Entries »
===
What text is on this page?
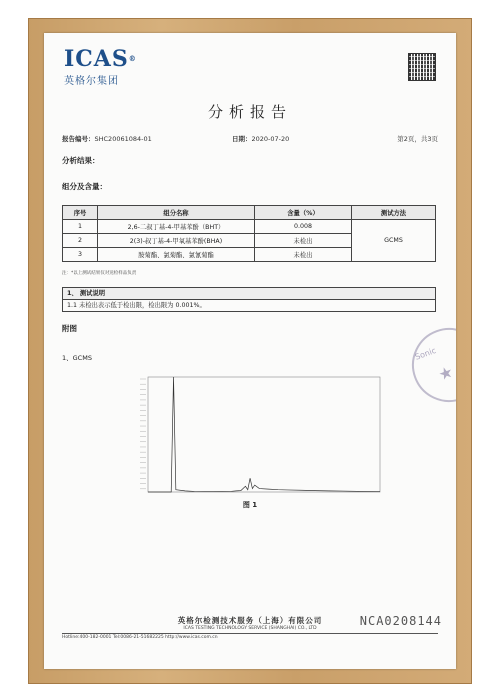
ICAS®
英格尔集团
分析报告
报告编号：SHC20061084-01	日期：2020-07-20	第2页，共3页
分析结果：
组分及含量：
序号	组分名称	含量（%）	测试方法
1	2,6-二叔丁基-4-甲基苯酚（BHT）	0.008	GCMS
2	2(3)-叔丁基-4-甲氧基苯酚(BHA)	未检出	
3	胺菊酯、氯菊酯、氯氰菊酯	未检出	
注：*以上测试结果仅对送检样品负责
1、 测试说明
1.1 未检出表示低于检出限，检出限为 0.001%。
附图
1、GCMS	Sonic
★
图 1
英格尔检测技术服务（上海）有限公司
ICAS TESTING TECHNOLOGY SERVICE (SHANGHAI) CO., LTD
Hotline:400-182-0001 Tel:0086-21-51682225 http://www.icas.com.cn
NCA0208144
===
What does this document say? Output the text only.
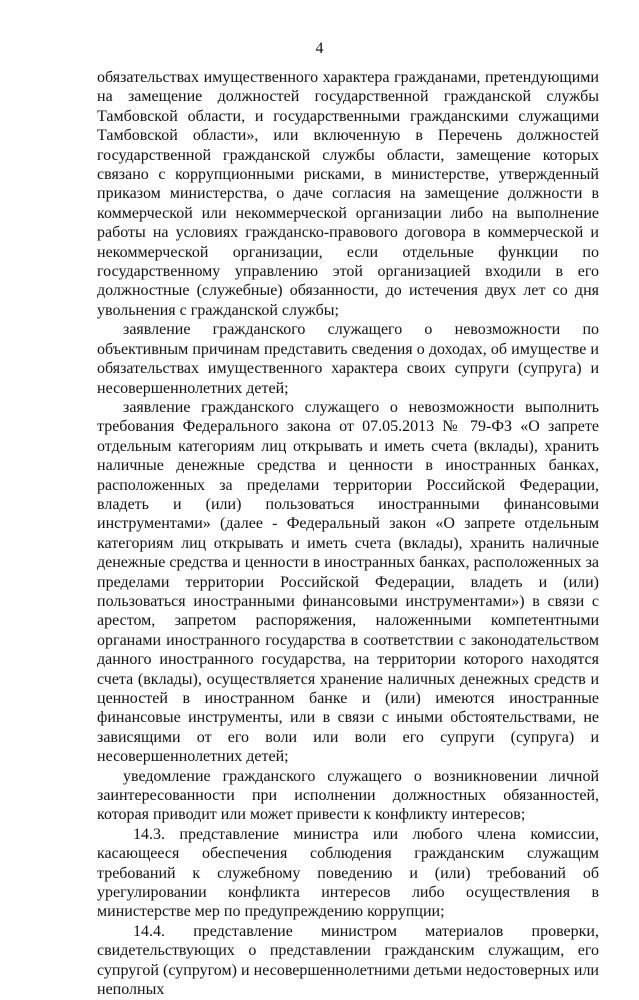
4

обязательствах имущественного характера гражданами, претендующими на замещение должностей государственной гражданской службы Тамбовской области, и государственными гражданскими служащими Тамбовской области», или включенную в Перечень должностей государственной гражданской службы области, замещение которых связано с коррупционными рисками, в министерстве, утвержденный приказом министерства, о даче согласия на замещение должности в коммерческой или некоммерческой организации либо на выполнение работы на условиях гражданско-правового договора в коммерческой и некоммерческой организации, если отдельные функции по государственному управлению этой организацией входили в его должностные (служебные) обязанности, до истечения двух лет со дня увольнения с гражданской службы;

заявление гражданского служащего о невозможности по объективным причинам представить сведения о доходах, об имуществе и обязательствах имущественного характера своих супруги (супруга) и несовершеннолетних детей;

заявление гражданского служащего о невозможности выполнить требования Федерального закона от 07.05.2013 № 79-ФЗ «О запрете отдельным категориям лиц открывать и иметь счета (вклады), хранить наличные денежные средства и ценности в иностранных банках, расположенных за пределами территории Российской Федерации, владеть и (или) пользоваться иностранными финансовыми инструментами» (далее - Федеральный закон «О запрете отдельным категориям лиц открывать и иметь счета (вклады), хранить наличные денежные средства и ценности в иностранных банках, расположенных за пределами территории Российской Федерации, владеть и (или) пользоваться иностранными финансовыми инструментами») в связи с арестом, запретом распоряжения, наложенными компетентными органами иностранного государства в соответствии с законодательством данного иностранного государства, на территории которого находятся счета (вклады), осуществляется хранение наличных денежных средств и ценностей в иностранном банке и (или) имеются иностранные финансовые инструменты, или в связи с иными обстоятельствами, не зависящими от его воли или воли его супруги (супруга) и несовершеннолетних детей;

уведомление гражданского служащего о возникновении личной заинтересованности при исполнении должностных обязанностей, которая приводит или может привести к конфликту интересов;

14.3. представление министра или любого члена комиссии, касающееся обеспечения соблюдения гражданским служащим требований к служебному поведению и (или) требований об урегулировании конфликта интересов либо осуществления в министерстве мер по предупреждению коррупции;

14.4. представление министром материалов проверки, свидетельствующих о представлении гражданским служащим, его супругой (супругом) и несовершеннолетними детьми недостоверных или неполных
===
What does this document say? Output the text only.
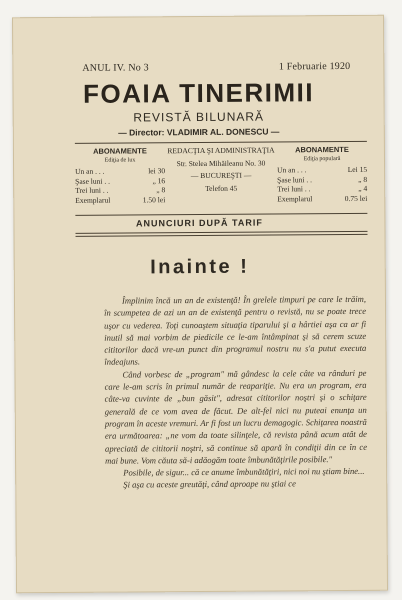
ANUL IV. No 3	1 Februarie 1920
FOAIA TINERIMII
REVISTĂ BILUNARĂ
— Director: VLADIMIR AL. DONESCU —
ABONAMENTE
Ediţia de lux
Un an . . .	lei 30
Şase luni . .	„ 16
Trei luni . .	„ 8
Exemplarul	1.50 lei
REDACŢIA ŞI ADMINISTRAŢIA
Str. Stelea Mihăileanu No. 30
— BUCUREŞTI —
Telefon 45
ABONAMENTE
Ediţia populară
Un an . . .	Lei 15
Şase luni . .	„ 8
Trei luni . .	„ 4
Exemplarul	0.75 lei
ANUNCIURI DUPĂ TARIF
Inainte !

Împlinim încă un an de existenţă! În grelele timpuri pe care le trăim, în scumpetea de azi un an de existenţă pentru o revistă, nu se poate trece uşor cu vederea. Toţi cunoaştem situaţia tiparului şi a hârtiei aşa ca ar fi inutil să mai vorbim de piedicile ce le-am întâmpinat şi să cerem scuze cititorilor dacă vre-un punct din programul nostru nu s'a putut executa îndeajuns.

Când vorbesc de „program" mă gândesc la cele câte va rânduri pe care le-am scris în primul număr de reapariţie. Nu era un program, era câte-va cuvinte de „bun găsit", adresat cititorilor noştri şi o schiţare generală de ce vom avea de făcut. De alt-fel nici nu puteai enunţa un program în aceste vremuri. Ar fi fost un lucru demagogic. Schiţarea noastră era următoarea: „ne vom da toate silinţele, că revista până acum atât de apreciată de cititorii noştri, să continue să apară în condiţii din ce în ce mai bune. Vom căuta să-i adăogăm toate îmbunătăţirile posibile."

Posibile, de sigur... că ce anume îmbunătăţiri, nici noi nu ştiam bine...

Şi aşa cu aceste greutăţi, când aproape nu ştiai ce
===
Written task » Show the lines of the records that contain the word "обязательствах".

The response »
обязательствах имущественного характера гражданами, претендующими на замещение должностей государственной гражданской службы Тамбовской области, и государственными гражданскими служащими Тамбовской области», или включенную в Перечень должностей государственной гражданской службы области, замещение которых связано с коррупционными рисками, в министерстве, утвержденный приказом министерства, о даче согласия на замещение должности в коммерческой или некоммерческой организации либо на выполнение работы на условиях гражданско-правового договора в коммерческой и некоммерческой организации, если отдельные функции по государственному управлению этой организацией входили в его должностные (служебные) обязанности, до истечения двух лет со дня увольнения с гражданской службы;
заявление гражданского служащего о невозможности по объективным причинам представить сведения о доходах, об имуществе и обязательствах имущественного характера своих супруги (супруга) и несовершеннолетних детей;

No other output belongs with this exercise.